Records supplied:
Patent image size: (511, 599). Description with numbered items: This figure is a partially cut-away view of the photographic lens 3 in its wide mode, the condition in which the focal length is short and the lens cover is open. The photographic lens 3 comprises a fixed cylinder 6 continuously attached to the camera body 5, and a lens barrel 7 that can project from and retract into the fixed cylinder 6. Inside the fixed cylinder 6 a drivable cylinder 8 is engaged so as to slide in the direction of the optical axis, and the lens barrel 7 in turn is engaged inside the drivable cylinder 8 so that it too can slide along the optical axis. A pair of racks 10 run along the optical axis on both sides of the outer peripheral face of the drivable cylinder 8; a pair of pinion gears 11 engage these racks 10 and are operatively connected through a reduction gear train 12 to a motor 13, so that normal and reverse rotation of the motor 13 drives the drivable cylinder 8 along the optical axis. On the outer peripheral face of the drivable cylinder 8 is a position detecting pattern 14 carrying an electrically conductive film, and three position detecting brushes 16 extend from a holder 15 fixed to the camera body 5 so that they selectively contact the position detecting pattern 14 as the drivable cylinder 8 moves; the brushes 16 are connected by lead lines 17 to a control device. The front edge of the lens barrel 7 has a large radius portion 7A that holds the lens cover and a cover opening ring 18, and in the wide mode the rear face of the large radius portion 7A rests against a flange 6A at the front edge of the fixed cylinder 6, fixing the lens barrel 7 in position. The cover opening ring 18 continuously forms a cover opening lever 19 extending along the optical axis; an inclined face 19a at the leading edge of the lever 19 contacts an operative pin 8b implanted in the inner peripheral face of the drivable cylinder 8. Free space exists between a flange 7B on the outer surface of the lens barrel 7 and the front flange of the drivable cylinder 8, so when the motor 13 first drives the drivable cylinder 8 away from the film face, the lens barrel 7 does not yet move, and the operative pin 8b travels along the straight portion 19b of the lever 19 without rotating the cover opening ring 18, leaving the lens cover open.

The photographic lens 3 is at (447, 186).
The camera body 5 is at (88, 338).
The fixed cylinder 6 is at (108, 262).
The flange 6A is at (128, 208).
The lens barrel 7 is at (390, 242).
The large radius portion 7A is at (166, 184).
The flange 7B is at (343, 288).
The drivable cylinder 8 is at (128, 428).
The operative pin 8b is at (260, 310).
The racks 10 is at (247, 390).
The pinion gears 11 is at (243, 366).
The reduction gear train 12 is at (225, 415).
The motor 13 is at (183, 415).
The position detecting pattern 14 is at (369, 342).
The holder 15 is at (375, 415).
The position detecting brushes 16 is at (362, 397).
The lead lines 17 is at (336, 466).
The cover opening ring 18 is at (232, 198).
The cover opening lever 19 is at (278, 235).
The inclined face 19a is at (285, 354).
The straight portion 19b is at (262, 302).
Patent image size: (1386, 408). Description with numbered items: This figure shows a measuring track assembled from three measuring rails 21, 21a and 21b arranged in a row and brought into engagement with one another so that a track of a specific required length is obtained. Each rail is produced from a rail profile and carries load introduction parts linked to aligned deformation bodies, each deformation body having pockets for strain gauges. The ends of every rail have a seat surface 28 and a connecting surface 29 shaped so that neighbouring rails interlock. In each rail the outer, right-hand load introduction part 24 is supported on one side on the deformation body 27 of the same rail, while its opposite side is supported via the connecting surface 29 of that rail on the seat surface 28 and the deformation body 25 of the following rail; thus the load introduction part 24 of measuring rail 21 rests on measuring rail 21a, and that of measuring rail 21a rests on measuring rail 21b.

Exercise aim:
Please count the lines in the records that contain the string "specific", where case must match, and give only the number.

Solution to this problem:
1